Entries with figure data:
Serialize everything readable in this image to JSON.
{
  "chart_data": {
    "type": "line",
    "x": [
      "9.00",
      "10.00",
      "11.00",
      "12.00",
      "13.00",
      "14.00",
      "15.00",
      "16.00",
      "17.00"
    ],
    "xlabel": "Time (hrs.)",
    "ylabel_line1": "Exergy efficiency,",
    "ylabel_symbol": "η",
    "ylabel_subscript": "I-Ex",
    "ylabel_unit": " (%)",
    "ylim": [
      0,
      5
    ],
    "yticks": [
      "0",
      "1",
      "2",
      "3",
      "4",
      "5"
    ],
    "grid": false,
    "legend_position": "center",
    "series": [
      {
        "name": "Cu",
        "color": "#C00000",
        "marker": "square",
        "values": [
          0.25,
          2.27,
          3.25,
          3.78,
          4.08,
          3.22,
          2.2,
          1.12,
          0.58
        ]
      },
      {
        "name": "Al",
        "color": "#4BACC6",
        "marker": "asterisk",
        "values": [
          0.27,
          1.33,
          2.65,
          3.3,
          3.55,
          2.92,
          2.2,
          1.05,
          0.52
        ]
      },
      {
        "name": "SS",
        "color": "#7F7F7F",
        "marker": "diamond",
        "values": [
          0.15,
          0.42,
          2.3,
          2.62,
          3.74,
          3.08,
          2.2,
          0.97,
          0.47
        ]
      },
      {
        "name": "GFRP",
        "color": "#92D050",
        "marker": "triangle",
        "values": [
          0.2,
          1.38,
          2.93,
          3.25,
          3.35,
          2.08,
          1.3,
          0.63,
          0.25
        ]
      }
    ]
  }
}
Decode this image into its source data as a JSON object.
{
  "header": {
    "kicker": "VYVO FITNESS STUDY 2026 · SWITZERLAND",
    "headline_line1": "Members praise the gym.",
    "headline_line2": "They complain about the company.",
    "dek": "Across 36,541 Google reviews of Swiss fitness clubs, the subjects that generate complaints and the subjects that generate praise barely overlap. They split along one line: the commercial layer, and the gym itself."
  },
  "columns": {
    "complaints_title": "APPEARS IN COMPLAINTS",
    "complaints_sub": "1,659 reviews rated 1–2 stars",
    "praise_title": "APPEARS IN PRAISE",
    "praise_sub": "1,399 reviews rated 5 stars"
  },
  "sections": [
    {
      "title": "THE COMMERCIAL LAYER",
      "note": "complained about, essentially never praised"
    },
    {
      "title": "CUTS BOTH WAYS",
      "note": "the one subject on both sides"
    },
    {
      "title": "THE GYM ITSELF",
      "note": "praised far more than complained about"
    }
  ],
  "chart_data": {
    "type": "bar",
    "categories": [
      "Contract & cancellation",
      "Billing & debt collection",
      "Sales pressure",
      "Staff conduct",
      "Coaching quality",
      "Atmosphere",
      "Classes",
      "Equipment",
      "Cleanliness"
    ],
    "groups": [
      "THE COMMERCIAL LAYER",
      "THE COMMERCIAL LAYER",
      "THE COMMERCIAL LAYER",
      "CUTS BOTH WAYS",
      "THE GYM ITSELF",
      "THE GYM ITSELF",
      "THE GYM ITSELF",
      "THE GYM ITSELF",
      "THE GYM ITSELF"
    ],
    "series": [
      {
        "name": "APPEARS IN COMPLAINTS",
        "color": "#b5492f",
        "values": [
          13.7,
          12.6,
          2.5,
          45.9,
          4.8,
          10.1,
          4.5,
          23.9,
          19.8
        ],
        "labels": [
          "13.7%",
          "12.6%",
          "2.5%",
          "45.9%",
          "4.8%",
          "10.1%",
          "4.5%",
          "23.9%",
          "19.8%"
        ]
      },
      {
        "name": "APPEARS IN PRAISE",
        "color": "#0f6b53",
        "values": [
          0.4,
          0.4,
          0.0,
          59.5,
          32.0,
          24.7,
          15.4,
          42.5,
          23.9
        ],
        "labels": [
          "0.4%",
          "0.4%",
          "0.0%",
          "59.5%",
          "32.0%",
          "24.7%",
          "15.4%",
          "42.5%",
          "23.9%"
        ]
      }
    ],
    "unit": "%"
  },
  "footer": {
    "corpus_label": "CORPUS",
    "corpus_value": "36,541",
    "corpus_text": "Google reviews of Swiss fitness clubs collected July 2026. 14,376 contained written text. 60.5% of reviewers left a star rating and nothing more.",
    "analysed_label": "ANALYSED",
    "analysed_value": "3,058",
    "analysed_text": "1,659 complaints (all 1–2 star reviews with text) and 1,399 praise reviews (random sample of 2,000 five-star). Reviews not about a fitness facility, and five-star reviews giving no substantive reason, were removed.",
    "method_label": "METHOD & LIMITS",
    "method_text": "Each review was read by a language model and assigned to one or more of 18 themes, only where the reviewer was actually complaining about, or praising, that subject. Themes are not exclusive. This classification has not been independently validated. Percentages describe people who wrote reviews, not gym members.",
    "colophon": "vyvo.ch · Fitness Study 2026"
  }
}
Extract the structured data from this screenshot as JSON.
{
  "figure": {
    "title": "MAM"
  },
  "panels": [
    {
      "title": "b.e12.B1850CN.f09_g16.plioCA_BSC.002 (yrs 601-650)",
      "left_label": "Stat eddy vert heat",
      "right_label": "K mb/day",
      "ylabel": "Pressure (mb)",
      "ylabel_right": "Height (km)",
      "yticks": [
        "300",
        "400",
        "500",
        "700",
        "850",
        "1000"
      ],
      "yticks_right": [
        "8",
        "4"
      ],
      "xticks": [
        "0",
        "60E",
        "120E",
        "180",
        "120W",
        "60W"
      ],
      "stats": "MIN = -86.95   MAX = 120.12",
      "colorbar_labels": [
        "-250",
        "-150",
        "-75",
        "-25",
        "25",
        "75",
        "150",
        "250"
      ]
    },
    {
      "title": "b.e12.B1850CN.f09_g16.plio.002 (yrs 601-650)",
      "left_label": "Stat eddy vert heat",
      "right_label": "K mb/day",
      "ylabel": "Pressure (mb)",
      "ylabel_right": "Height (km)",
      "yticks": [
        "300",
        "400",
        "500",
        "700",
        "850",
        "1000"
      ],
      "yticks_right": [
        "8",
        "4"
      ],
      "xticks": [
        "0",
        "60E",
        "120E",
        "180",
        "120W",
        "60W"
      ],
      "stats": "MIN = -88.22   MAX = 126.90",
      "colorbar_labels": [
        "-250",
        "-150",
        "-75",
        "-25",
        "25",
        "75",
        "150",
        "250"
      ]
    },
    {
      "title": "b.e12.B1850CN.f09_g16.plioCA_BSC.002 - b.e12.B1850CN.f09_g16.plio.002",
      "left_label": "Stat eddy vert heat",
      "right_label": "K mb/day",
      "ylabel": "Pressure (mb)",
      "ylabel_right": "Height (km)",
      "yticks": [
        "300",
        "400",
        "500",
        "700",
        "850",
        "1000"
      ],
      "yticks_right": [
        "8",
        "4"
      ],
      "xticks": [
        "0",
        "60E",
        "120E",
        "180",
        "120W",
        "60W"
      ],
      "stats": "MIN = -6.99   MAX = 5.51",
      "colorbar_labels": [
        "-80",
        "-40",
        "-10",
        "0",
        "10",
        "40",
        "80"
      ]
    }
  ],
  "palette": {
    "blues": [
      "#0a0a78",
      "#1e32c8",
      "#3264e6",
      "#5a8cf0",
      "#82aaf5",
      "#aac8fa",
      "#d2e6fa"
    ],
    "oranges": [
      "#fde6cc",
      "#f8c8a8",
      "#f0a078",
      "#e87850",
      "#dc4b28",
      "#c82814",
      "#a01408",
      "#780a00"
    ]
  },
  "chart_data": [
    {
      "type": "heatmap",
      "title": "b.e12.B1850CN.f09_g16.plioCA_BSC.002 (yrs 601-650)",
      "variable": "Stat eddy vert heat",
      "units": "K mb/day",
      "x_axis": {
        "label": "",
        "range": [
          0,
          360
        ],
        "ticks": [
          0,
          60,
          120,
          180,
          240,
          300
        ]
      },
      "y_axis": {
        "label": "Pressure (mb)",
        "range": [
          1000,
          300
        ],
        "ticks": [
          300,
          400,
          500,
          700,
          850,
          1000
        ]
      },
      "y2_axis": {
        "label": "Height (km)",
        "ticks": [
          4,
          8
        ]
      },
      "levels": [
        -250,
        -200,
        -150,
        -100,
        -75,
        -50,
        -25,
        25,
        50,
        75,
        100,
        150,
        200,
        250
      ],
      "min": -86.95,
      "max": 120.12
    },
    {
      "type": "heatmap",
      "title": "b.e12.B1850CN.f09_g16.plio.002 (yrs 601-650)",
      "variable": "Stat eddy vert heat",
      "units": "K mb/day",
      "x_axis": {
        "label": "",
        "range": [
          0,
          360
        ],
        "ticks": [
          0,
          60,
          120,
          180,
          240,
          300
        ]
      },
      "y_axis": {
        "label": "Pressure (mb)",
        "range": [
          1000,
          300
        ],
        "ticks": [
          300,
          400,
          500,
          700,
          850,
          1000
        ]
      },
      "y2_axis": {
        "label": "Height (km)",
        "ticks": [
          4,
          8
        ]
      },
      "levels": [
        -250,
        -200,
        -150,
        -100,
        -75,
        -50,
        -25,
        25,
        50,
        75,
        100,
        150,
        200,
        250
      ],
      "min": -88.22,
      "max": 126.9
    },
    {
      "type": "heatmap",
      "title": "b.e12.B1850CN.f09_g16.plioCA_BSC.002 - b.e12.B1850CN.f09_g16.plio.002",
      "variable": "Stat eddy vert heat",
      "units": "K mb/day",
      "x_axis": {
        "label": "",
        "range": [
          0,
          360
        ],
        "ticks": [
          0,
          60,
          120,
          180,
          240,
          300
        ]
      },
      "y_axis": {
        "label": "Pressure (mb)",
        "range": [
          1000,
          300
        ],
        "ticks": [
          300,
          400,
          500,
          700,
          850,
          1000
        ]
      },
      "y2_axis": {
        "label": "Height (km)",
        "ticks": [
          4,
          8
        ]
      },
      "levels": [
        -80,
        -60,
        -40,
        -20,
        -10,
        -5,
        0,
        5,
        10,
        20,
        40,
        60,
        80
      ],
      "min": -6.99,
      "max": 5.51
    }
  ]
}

## Work instructions
Which lines contain "rated"? Copy each of them.

## Solution to the exercise
    "complaints_sub": "1,659 reviews rated 1–2 stars",
    "praise_sub": "1,399 reviews rated 5 stars"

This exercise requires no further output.